(Dataset entries)

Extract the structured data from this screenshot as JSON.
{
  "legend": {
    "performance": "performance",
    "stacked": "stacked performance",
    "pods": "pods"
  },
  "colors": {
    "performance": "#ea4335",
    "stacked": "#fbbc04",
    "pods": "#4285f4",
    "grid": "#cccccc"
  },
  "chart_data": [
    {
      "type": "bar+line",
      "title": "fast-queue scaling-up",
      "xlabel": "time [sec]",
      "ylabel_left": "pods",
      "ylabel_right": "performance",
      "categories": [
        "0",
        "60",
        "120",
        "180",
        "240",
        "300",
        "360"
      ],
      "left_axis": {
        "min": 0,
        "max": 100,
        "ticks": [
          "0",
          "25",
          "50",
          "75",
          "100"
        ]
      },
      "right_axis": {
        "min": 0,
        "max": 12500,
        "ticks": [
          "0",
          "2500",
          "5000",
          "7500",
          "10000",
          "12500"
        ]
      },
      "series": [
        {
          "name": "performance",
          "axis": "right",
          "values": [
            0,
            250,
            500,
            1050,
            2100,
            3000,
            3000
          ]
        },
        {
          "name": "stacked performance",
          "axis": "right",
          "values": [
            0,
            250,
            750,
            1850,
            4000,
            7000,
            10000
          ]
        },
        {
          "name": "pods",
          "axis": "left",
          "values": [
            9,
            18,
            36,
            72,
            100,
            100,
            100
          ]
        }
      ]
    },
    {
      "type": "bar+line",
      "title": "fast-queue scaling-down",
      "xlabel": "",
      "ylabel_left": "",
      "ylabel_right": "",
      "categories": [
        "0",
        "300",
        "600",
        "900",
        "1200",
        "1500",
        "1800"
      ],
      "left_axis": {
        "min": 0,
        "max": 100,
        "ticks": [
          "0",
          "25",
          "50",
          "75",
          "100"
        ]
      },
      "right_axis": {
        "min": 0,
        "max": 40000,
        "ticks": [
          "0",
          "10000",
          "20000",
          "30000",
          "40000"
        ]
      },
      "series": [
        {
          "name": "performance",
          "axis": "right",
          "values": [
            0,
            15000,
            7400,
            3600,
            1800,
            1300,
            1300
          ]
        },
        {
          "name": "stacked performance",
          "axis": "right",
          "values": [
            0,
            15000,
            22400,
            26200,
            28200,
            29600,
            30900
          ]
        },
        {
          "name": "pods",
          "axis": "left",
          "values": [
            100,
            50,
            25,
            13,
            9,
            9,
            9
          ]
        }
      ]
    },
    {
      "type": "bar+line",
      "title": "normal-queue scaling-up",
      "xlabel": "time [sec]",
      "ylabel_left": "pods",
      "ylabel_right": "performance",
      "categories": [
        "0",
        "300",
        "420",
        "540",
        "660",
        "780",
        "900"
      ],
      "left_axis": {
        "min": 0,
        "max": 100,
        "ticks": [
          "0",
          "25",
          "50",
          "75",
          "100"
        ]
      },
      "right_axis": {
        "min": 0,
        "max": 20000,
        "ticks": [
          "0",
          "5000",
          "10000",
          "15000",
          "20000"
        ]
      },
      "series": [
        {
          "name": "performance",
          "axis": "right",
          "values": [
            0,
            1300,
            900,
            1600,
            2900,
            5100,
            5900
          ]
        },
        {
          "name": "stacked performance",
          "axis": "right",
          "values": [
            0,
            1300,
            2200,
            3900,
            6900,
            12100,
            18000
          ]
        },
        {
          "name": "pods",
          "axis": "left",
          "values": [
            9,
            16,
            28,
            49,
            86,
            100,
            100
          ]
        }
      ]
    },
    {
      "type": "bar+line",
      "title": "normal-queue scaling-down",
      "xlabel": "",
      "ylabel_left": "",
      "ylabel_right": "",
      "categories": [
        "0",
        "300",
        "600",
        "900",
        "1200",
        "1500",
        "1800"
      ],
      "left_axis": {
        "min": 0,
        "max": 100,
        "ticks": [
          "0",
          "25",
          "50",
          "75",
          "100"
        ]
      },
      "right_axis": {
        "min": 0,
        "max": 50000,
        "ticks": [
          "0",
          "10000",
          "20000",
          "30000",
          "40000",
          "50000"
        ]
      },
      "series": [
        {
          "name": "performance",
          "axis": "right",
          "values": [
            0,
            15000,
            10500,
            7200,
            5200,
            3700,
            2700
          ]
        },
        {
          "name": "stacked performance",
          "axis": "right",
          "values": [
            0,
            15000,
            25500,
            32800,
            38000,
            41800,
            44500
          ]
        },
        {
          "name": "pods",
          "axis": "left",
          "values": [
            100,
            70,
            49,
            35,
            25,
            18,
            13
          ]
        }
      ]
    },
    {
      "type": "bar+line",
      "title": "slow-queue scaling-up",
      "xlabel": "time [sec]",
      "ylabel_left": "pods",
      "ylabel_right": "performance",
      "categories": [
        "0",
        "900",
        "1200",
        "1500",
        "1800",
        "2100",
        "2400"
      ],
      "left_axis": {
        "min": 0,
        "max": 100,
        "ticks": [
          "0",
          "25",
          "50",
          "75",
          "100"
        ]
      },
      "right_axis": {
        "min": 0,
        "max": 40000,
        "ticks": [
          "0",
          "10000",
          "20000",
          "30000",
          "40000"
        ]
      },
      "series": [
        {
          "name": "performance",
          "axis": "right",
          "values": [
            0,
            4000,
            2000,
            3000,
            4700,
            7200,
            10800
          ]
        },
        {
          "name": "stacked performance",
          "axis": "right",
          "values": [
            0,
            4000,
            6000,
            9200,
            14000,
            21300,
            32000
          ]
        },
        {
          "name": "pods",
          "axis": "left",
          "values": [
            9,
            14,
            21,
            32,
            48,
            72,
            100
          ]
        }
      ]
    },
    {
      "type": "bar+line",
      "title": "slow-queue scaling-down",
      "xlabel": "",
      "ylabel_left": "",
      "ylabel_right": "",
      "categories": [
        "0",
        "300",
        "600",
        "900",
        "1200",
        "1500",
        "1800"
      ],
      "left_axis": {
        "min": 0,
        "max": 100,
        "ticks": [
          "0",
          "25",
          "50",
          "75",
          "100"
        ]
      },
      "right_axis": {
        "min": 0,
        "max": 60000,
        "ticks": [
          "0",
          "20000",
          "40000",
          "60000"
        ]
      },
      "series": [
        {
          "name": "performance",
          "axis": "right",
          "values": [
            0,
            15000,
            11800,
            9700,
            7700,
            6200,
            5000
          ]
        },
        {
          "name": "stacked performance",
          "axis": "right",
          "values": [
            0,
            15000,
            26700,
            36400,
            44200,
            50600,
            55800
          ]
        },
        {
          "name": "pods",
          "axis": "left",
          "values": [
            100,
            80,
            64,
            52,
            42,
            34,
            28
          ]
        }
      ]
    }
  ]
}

TO DO: The records above should all be quoted exactly, please.

EXPECTED ANSWER:
Extract the structured data from this screenshot as JSON.
{
  "legend": {
    "performance": "performance",
    "stacked": "stacked performance",
    "pods": "pods"
  },
  "colors": {
    "performance": "#ea4335",
    "stacked": "#fbbc04",
    "pods": "#4285f4",
    "grid": "#cccccc"
  },
  "chart_data": [
    {
      "type": "bar+line",
      "title": "fast-queue scaling-up",
      "xlabel": "time [sec]",
      "ylabel_left": "pods",
      "ylabel_right": "performance",
      "categories": [
        "0",
        "60",
        "120",
        "180",
        "240",
        "300",
        "360"
      ],
      "left_axis": {
        "min": 0,
        "max": 100,
        "ticks": [
          "0",
          "25",
          "50",
          "75",
          "100"
        ]
      },
      "right_axis": {
        "min": 0,
        "max": 12500,
        "ticks": [
          "0",
          "2500",
          "5000",
          "7500",
          "10000",
          "12500"
        ]
      },
      "series": [
        {
          "name": "performance",
          "axis": "right",
          "values": [
            0,
            250,
            500,
            1050,
            2100,
            3000,
            3000
          ]
        },
        {
          "name": "stacked performance",
          "axis": "right",
          "values": [
            0,
            250,
            750,
            1850,
            4000,
            7000,
            10000
          ]
        },
        {
          "name": "pods",
          "axis": "left",
          "values": [
            9,
            18,
            36,
            72,
            100,
            100,
            100
          ]
        }
      ]
    },
    {
      "type": "bar+line",
      "title": "fast-queue scaling-down",
      "xlabel": "",
      "ylabel_left": "",
      "ylabel_right": "",
      "categories": [
        "0",
        "300",
        "600",
        "900",
        "1200",
        "1500",
        "1800"
      ],
      "left_axis": {
        "min": 0,
        "max": 100,
        "ticks": [
          "0",
          "25",
          "50",
          "75",
          "100"
        ]
      },
      "right_axis": {
        "min": 0,
        "max": 40000,
        "ticks": [
          "0",
          "10000",
          "20000",
          "30000",
          "40000"
        ]
      },
      "series": [
        {
          "name": "performance",
          "axis": "right",
          "values": [
            0,
            15000,
            7400,
            3600,
            1800,
            1300,
            1300
          ]
        },
        {
          "name": "stacked performance",
          "axis": "right",
          "values": [
            0,
            15000,
            22400,
            26200,
            28200,
            29600,
            30900
          ]
        },
        {
          "name": "pods",
          "axis": "left",
          "values": [
            100,
            50,
            25,
            13,
            9,
            9,
            9
          ]
        }
      ]
    },
    {
      "type": "bar+line",
      "title": "normal-queue scaling-up",
      "xlabel": "time [sec]",
      "ylabel_left": "pods",
      "ylabel_right": "performance",
      "categories": [
        "0",
        "300",
        "420",
        "540",
        "660",
        "780",
        "900"
      ],
      "left_axis": {
        "min": 0,
        "max": 100,
        "ticks": [
          "0",
          "25",
          "50",
          "75",
          "100"
        ]
      },
      "right_axis": {
        "min": 0,
        "max": 20000,
        "ticks": [
          "0",
          "5000",
          "10000",
          "15000",
          "20000"
        ]
      },
      "series": [
        {
          "name": "performance",
          "axis": "right",
          "values": [
            0,
            1300,
            900,
            1600,
            2900,
            5100,
            5900
          ]
        },
        {
          "name": "stacked performance",
          "axis": "right",
          "values": [
            0,
            1300,
            2200,
            3900,
            6900,
            12100,
            18000
          ]
        },
        {
          "name": "pods",
          "axis": "left",
          "values": [
            9,
            16,
            28,
            49,
            86,
            100,
            100
          ]
        }
      ]
    },
    {
      "type": "bar+line",
      "title": "normal-queue scaling-down",
      "xlabel": "",
      "ylabel_left": "",
      "ylabel_right": "",
      "categories": [
        "0",
        "300",
        "600",
        "900",
        "1200",
        "1500",
        "1800"
      ],
      "left_axis": {
        "min": 0,
        "max": 100,
        "ticks": [
          "0",
          "25",
          "50",
          "75",
          "100"
        ]
      },
      "right_axis": {
        "min": 0,
        "max": 50000,
        "ticks": [
          "0",
          "10000",
          "20000",
          "30000",
          "40000",
          "50000"
        ]
      },
      "series": [
        {
          "name": "performance",
          "axis": "right",
          "values": [
            0,
            15000,
            10500,
            7200,
            5200,
            3700,
            2700
          ]
        },
        {
          "name": "stacked performance",
          "axis": "right",
          "values": [
            0,
            15000,
            25500,
            32800,
            38000,
            41800,
            44500
          ]
        },
        {
          "name": "pods",
          "axis": "left",
          "values": [
            100,
            70,
            49,
            35,
            25,
            18,
            13
          ]
        }
      ]
    },
    {
      "type": "bar+line",
      "title": "slow-queue scaling-up",
      "xlabel": "time [sec]",
      "ylabel_left": "pods",
      "ylabel_right": "performance",
      "categories": [
        "0",
        "900",
        "1200",
        "1500",
        "1800",
        "2100",
        "2400"
      ],
      "left_axis": {
        "min": 0,
        "max": 100,
        "ticks": [
          "0",
          "25",
          "50",
          "75",
          "100"
        ]
      },
      "right_axis": {
        "min": 0,
        "max": 40000,
        "ticks": [
          "0",
          "10000",
          "20000",
          "30000",
          "40000"
        ]
      },
      "series": [
        {
          "name": "performance",
          "axis": "right",
          "values": [
            0,
            4000,
            2000,
            3000,
            4700,
            7200,
            10800
          ]
        },
        {
          "name": "stacked performance",
          "axis": "right",
          "values": [
            0,
            4000,
            6000,
            9200,
            14000,
            21300,
            32000
          ]
        },
        {
          "name": "pods",
          "axis": "left",
          "values": [
            9,
            14,
            21,
            32,
            48,
            72,
            100
          ]
        }
      ]
    },
    {
      "type": "bar+line",
      "title": "slow-queue scaling-down",
      "xlabel": "",
      "ylabel_left": "",
      "ylabel_right": "",
      "categories": [
        "0",
        "300",
        "600",
        "900",
        "1200",
        "1500",
        "1800"
      ],
      "left_axis": {
        "min": 0,
        "max": 100,
        "ticks": [
          "0",
          "25",
          "50",
          "75",
          "100"
        ]
      },
      "right_axis": {
        "min": 0,
        "max": 60000,
        "ticks": [
          "0",
          "20000",
          "40000",
          "60000"
        ]
      },
      "series": [
        {
          "name": "performance",
          "axis": "right",
          "values": [
            0,
            15000,
            11800,
            9700,
            7700,
            6200,
            5000
          ]
        },
        {
          "name": "stacked performance",
          "axis": "right",
          "values": [
            0,
            15000,
            26700,
            36400,
            44200,
            50600,
            55800
          ]
        },
        {
          "name": "pods",
          "axis": "left",
          "values": [
            100,
            80,
            64,
            52,
            42,
            34,
            28
          ]
        }
      ]
    }
  ]
}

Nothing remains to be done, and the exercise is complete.